### Record excerpts ###

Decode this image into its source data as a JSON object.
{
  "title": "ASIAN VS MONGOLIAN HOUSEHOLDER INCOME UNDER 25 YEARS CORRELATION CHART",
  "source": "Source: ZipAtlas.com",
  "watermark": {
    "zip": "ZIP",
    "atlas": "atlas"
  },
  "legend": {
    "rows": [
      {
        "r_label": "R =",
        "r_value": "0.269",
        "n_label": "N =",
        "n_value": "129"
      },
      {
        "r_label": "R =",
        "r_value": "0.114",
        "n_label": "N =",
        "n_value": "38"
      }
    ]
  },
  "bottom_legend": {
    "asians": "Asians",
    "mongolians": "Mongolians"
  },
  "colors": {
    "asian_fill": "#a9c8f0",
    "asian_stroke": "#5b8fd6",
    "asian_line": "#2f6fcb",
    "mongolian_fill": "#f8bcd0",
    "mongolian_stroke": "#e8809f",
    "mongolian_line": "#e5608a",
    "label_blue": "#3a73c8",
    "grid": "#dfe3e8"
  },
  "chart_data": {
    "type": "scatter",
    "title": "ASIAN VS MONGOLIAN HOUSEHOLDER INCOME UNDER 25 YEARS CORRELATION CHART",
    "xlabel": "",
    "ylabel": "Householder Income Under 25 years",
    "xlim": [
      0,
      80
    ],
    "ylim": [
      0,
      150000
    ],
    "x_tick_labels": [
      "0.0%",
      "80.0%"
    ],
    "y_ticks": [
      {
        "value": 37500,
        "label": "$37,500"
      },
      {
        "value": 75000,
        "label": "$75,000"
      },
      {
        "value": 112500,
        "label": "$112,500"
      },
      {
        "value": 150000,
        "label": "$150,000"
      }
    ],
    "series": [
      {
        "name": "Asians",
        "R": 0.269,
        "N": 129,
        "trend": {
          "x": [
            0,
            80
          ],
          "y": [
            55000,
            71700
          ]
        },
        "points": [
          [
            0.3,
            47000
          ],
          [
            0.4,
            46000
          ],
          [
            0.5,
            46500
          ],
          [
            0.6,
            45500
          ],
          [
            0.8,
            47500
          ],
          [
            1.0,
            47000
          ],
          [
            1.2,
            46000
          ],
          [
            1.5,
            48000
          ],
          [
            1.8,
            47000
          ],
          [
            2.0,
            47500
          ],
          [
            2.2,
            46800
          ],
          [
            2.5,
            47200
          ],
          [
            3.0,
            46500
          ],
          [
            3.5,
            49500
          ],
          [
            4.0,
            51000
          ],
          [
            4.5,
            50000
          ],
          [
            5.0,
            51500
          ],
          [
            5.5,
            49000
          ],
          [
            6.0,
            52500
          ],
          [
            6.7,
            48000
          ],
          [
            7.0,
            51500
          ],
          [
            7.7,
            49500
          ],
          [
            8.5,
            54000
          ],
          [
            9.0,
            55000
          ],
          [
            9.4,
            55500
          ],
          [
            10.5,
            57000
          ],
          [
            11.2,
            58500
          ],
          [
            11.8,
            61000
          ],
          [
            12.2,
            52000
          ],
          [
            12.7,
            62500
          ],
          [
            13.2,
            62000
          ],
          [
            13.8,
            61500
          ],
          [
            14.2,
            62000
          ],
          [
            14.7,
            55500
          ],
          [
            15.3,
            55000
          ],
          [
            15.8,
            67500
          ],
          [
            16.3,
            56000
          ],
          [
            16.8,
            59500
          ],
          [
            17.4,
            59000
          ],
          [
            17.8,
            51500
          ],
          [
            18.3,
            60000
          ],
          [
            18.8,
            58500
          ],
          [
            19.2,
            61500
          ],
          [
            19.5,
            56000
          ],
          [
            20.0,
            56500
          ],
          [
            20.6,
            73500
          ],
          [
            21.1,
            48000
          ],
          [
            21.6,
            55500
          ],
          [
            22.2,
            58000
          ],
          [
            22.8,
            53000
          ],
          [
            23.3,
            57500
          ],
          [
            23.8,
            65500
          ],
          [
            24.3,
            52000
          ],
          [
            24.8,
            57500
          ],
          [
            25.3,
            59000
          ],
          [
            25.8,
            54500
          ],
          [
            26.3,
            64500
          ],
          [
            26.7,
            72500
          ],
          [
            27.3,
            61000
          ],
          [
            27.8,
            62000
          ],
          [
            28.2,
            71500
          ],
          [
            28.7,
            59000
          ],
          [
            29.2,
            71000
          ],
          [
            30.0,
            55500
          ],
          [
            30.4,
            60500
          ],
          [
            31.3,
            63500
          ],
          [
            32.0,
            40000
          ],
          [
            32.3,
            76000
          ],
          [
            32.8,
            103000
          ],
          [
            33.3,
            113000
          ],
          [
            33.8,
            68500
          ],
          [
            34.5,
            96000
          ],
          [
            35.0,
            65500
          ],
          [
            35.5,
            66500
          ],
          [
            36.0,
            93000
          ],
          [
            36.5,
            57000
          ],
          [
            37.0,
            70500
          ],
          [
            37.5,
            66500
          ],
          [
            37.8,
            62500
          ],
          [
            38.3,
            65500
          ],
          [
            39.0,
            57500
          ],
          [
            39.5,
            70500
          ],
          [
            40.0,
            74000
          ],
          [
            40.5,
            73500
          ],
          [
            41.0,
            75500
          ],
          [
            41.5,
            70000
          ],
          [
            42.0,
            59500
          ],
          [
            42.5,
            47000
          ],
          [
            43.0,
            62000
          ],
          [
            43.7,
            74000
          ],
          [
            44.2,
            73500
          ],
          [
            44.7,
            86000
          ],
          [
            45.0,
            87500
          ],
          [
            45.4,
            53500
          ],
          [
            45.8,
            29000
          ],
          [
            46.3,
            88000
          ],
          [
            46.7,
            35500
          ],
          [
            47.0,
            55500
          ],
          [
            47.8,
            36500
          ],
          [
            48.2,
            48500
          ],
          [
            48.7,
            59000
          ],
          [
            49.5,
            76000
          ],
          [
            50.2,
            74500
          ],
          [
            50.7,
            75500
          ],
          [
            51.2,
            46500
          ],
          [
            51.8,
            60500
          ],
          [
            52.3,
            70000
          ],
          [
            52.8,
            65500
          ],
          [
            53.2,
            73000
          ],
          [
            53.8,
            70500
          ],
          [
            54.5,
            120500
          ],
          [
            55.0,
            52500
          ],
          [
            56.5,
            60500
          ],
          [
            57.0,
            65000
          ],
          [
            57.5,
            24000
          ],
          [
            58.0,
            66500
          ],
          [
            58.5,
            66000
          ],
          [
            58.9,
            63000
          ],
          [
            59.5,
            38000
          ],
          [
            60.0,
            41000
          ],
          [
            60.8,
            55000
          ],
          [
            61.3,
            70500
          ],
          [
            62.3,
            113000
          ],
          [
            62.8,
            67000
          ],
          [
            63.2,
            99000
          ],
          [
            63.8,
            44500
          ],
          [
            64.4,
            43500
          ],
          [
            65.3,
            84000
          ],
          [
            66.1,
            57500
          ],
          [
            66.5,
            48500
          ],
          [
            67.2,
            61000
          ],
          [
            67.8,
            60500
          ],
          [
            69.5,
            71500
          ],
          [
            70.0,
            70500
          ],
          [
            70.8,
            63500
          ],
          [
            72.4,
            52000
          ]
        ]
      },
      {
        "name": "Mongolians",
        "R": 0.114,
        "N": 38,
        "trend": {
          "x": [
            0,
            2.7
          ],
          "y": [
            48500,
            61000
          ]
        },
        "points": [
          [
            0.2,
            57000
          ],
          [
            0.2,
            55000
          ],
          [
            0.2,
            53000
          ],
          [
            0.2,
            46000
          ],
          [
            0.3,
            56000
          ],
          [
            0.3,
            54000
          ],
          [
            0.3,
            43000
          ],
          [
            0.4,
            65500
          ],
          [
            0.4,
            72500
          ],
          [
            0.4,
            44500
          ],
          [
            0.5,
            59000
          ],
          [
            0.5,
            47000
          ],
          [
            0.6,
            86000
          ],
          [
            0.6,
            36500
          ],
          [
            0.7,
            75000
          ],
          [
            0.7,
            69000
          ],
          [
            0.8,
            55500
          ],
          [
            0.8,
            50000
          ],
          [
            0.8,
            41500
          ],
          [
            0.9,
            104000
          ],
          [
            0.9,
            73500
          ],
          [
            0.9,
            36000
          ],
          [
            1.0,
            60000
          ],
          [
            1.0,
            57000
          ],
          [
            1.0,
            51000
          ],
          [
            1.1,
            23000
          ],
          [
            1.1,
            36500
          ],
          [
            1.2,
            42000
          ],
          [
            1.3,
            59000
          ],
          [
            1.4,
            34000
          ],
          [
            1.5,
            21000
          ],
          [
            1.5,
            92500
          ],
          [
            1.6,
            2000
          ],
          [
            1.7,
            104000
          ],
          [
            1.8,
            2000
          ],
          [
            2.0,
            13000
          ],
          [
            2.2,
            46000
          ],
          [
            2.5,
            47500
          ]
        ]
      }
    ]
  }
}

###

- _The problem_: Determine the number of lines in the entries above where the string "title" appears. Answer with the number alone.

- _Correct result_: 2